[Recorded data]
● ● ●

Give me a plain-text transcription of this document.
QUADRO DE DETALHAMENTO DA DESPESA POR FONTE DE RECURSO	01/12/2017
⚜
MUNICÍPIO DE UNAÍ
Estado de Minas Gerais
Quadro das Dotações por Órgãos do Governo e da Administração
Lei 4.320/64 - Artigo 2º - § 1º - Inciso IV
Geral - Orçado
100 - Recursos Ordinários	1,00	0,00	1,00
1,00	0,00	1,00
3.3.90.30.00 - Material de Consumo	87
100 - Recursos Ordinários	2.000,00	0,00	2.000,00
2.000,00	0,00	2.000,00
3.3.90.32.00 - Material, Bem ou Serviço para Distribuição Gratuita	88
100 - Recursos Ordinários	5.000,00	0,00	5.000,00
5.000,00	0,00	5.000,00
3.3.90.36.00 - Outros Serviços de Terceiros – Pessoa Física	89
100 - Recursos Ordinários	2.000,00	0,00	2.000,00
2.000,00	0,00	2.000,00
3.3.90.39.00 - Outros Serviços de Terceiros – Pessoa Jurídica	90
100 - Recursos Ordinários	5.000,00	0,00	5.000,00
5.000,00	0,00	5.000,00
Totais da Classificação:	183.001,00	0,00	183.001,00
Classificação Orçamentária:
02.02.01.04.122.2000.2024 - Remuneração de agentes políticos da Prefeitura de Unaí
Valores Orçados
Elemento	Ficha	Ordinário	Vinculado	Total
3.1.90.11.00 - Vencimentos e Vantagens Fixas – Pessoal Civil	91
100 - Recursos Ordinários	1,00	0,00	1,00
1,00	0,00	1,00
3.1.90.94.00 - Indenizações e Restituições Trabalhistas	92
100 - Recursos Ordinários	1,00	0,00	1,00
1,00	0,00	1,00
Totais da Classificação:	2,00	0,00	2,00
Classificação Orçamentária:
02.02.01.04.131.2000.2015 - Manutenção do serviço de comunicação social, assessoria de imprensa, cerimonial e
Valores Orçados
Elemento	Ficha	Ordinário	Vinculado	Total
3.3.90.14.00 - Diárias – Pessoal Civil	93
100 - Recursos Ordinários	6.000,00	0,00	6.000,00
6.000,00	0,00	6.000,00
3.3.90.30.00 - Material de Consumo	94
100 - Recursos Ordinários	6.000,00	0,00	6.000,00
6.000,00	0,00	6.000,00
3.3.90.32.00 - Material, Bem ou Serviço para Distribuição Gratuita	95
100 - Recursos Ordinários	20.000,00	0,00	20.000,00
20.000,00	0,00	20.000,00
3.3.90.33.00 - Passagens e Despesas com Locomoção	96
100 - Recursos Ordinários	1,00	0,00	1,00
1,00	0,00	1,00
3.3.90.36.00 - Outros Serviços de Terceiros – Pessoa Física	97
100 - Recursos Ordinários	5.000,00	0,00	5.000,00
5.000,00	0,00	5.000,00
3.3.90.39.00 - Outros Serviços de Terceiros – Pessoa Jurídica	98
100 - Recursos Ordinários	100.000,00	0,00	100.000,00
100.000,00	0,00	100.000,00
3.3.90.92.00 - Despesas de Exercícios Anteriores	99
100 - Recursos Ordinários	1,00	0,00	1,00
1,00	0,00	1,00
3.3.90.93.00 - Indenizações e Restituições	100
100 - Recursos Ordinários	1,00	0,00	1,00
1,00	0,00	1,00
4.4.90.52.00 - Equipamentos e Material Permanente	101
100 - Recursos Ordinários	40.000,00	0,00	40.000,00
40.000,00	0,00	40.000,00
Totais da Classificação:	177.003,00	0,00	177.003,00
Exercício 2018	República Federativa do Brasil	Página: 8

● ● ●

Copy out the material word for word and line for line.

Give me a plain-text transcription of this document.
QUADRO DE DETALHAMENTO DA DESPESA POR FONTE DE RECURSO	01/12/2017
⚜
MUNICÍPIO DE UNAÍ
Estado de Minas Gerais
Quadro das Dotações por Órgãos do Governo e da Administração
Lei 4.320/64 - Artigo 2º - § 1º - Inciso IV
Geral - Orçado
100 - Recursos Ordinários	1,00	0,00	1,00
1,00	0,00	1,00
3.3.90.30.00 - Material de Consumo	87
100 - Recursos Ordinários	2.000,00	0,00	2.000,00
2.000,00	0,00	2.000,00
3.3.90.32.00 - Material, Bem ou Serviço para Distribuição Gratuita	88
100 - Recursos Ordinários	5.000,00	0,00	5.000,00
5.000,00	0,00	5.000,00
3.3.90.36.00 - Outros Serviços de Terceiros – Pessoa Física	89
100 - Recursos Ordinários	2.000,00	0,00	2.000,00
2.000,00	0,00	2.000,00
3.3.90.39.00 - Outros Serviços de Terceiros – Pessoa Jurídica	90
100 - Recursos Ordinários	5.000,00	0,00	5.000,00
5.000,00	0,00	5.000,00
Totais da Classificação:	183.001,00	0,00	183.001,00
Classificação Orçamentária:
02.02.01.04.122.2000.2024 - Remuneração de agentes políticos da Prefeitura de Unaí
Valores Orçados
Elemento	Ficha	Ordinário	Vinculado	Total
3.1.90.11.00 - Vencimentos e Vantagens Fixas – Pessoal Civil	91
100 - Recursos Ordinários	1,00	0,00	1,00
1,00	0,00	1,00
3.1.90.94.00 - Indenizações e Restituições Trabalhistas	92
100 - Recursos Ordinários	1,00	0,00	1,00
1,00	0,00	1,00
Totais da Classificação:	2,00	0,00	2,00
Classificação Orçamentária:
02.02.01.04.131.2000.2015 - Manutenção do serviço de comunicação social, assessoria de imprensa, cerimonial e
Valores Orçados
Elemento	Ficha	Ordinário	Vinculado	Total
3.3.90.14.00 - Diárias – Pessoal Civil	93
100 - Recursos Ordinários	6.000,00	0,00	6.000,00
6.000,00	0,00	6.000,00
3.3.90.30.00 - Material de Consumo	94
100 - Recursos Ordinários	6.000,00	0,00	6.000,00
6.000,00	0,00	6.000,00
3.3.90.32.00 - Material, Bem ou Serviço para Distribuição Gratuita	95
100 - Recursos Ordinários	20.000,00	0,00	20.000,00
20.000,00	0,00	20.000,00
3.3.90.33.00 - Passagens e Despesas com Locomoção	96
100 - Recursos Ordinários	1,00	0,00	1,00
1,00	0,00	1,00
3.3.90.36.00 - Outros Serviços de Terceiros – Pessoa Física	97
100 - Recursos Ordinários	5.000,00	0,00	5.000,00
5.000,00	0,00	5.000,00
3.3.90.39.00 - Outros Serviços de Terceiros – Pessoa Jurídica	98
100 - Recursos Ordinários	100.000,00	0,00	100.000,00
100.000,00	0,00	100.000,00
3.3.90.92.00 - Despesas de Exercícios Anteriores	99
100 - Recursos Ordinários	1,00	0,00	1,00
1,00	0,00	1,00
3.3.90.93.00 - Indenizações e Restituições	100
100 - Recursos Ordinários	1,00	0,00	1,00
1,00	0,00	1,00
4.4.90.52.00 - Equipamentos e Material Permanente	101
100 - Recursos Ordinários	40.000,00	0,00	40.000,00
40.000,00	0,00	40.000,00
Totais da Classificação:	177.003,00	0,00	177.003,00
Exercício 2018	República Federativa do Brasil	Página: 8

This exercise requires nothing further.